▶ **Written exercise**
The listing below should be written out exactly; please include all of it.

Data records
☆ ☆ ☆ ☆ ☆

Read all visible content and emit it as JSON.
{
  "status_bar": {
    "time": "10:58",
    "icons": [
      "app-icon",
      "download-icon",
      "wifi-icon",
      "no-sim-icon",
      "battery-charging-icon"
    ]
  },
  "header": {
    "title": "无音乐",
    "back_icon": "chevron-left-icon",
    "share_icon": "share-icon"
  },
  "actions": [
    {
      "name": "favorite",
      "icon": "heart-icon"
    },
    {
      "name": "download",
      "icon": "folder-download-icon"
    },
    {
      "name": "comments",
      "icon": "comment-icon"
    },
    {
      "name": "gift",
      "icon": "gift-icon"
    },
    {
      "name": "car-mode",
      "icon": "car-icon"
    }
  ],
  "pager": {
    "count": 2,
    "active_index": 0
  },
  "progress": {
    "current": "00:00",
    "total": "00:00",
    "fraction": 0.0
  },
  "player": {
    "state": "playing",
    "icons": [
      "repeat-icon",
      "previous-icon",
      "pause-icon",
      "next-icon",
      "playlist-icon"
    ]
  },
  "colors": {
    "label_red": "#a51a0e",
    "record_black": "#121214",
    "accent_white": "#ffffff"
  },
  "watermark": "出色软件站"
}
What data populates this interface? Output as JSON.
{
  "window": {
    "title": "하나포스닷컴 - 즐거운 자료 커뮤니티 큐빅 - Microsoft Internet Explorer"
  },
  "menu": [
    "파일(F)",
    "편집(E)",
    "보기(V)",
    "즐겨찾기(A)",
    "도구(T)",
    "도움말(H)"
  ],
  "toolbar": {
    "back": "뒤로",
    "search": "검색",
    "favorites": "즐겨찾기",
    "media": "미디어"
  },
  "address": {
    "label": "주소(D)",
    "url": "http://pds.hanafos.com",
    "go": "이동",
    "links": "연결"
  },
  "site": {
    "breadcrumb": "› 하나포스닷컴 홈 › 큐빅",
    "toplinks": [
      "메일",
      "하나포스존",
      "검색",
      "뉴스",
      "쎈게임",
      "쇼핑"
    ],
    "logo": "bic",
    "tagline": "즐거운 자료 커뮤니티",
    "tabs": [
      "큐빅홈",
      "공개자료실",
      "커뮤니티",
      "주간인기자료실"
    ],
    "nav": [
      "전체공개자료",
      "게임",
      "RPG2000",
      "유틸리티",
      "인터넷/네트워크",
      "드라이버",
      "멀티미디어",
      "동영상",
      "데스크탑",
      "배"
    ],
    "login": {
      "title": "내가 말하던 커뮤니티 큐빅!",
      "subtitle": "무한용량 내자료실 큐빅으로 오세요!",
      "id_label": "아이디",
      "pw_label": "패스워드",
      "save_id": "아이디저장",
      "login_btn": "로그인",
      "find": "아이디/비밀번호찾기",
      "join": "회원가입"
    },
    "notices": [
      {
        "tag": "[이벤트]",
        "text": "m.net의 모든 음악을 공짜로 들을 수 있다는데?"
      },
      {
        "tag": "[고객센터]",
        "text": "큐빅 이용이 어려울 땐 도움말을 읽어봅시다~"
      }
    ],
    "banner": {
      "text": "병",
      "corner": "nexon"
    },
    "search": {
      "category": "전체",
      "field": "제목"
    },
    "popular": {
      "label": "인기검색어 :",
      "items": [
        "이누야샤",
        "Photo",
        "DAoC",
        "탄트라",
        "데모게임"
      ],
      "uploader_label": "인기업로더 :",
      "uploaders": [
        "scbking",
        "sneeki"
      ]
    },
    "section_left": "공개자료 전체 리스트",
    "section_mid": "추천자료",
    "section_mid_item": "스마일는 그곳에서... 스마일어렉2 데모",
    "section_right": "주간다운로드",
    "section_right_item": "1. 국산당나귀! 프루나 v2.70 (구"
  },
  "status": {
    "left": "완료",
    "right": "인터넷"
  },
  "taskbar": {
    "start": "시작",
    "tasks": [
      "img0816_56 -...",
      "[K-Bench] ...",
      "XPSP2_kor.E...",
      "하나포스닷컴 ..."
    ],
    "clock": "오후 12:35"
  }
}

☆ ☆ ☆ ☆ ☆

▶ **Exercise output**
Read all visible content and emit it as JSON.
{
  "status_bar": {
    "time": "10:58",
    "icons": [
      "app-icon",
      "download-icon",
      "wifi-icon",
      "no-sim-icon",
      "battery-charging-icon"
    ]
  },
  "header": {
    "title": "无音乐",
    "back_icon": "chevron-left-icon",
    "share_icon": "share-icon"
  },
  "actions": [
    {
      "name": "favorite",
      "icon": "heart-icon"
    },
    {
      "name": "download",
      "icon": "folder-download-icon"
    },
    {
      "name": "comments",
      "icon": "comment-icon"
    },
    {
      "name": "gift",
      "icon": "gift-icon"
    },
    {
      "name": "car-mode",
      "icon": "car-icon"
    }
  ],
  "pager": {
    "count": 2,
    "active_index": 0
  },
  "progress": {
    "current": "00:00",
    "total": "00:00",
    "fraction": 0.0
  },
  "player": {
    "state": "playing",
    "icons": [
      "repeat-icon",
      "previous-icon",
      "pause-icon",
      "next-icon",
      "playlist-icon"
    ]
  },
  "colors": {
    "label_red": "#a51a0e",
    "record_black": "#121214",
    "accent_white": "#ffffff"
  },
  "watermark": "出色软件站"
}
What data populates this interface? Output as JSON.
{
  "window": {
    "title": "하나포스닷컴 - 즐거운 자료 커뮤니티 큐빅 - Microsoft Internet Explorer"
  },
  "menu": [
    "파일(F)",
    "편집(E)",
    "보기(V)",
    "즐겨찾기(A)",
    "도구(T)",
    "도움말(H)"
  ],
  "toolbar": {
    "back": "뒤로",
    "search": "검색",
    "favorites": "즐겨찾기",
    "media": "미디어"
  },
  "address": {
    "label": "주소(D)",
    "url": "http://pds.hanafos.com",
    "go": "이동",
    "links": "연결"
  },
  "site": {
    "breadcrumb": "› 하나포스닷컴 홈 › 큐빅",
    "toplinks": [
      "메일",
      "하나포스존",
      "검색",
      "뉴스",
      "쎈게임",
      "쇼핑"
    ],
    "logo": "bic",
    "tagline": "즐거운 자료 커뮤니티",
    "tabs": [
      "큐빅홈",
      "공개자료실",
      "커뮤니티",
      "주간인기자료실"
    ],
    "nav": [
      "전체공개자료",
      "게임",
      "RPG2000",
      "유틸리티",
      "인터넷/네트워크",
      "드라이버",
      "멀티미디어",
      "동영상",
      "데스크탑",
      "배"
    ],
    "login": {
      "title": "내가 말하던 커뮤니티 큐빅!",
      "subtitle": "무한용량 내자료실 큐빅으로 오세요!",
      "id_label": "아이디",
      "pw_label": "패스워드",
      "save_id": "아이디저장",
      "login_btn": "로그인",
      "find": "아이디/비밀번호찾기",
      "join": "회원가입"
    },
    "notices": [
      {
        "tag": "[이벤트]",
        "text": "m.net의 모든 음악을 공짜로 들을 수 있다는데?"
      },
      {
        "tag": "[고객센터]",
        "text": "큐빅 이용이 어려울 땐 도움말을 읽어봅시다~"
      }
    ],
    "banner": {
      "text": "병",
      "corner": "nexon"
    },
    "search": {
      "category": "전체",
      "field": "제목"
    },
    "popular": {
      "label": "인기검색어 :",
      "items": [
        "이누야샤",
        "Photo",
        "DAoC",
        "탄트라",
        "데모게임"
      ],
      "uploader_label": "인기업로더 :",
      "uploaders": [
        "scbking",
        "sneeki"
      ]
    },
    "section_left": "공개자료 전체 리스트",
    "section_mid": "추천자료",
    "section_mid_item": "스마일는 그곳에서... 스마일어렉2 데모",
    "section_right": "주간다운로드",
    "section_right_item": "1. 국산당나귀! 프루나 v2.70 (구"
  },
  "status": {
    "left": "완료",
    "right": "인터넷"
  },
  "taskbar": {
    "start": "시작",
    "tasks": [
      "img0816_56 -...",
      "[K-Bench] ...",
      "XPSP2_kor.E...",
      "하나포스닷컴 ..."
    ],
    "clock": "오후 12:35"
  }
}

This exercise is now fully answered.